Task prompt => Find every line with the word "JSON". Copy those lines.

Given records =>
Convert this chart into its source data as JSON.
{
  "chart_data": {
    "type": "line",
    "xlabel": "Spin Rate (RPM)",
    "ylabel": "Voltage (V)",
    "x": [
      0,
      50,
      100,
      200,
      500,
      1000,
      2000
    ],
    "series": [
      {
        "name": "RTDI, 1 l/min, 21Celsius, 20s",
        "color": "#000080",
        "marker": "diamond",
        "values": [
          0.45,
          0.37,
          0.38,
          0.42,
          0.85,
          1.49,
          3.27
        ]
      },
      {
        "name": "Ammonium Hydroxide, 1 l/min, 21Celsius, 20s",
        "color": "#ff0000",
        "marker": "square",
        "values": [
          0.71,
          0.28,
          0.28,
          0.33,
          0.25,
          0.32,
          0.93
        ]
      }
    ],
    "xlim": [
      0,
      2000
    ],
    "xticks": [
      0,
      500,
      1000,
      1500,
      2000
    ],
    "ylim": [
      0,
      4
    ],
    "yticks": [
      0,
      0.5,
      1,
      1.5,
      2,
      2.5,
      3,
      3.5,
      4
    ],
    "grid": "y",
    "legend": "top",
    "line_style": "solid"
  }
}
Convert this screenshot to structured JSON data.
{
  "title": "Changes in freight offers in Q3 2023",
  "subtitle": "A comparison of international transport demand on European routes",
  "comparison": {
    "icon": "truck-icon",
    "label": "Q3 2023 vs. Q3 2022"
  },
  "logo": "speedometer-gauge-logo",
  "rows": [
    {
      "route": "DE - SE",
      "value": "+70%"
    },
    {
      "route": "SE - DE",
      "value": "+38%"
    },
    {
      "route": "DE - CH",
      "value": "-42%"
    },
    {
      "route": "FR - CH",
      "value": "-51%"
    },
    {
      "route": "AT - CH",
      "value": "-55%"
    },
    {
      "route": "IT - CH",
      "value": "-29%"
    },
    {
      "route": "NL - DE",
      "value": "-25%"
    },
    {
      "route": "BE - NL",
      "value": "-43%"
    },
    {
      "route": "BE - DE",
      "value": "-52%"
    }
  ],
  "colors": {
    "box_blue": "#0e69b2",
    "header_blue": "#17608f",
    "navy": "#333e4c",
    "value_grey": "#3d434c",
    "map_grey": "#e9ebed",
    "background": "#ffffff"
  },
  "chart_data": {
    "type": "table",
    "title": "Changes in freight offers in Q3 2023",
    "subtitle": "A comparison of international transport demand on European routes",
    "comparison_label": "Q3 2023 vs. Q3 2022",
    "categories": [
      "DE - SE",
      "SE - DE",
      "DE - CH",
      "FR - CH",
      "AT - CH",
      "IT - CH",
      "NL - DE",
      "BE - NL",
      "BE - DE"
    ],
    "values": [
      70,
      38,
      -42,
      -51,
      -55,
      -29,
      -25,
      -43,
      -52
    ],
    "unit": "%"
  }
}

Result for this exercise =>
Convert this chart into its source data as JSON.
Convert this screenshot to structured JSON data.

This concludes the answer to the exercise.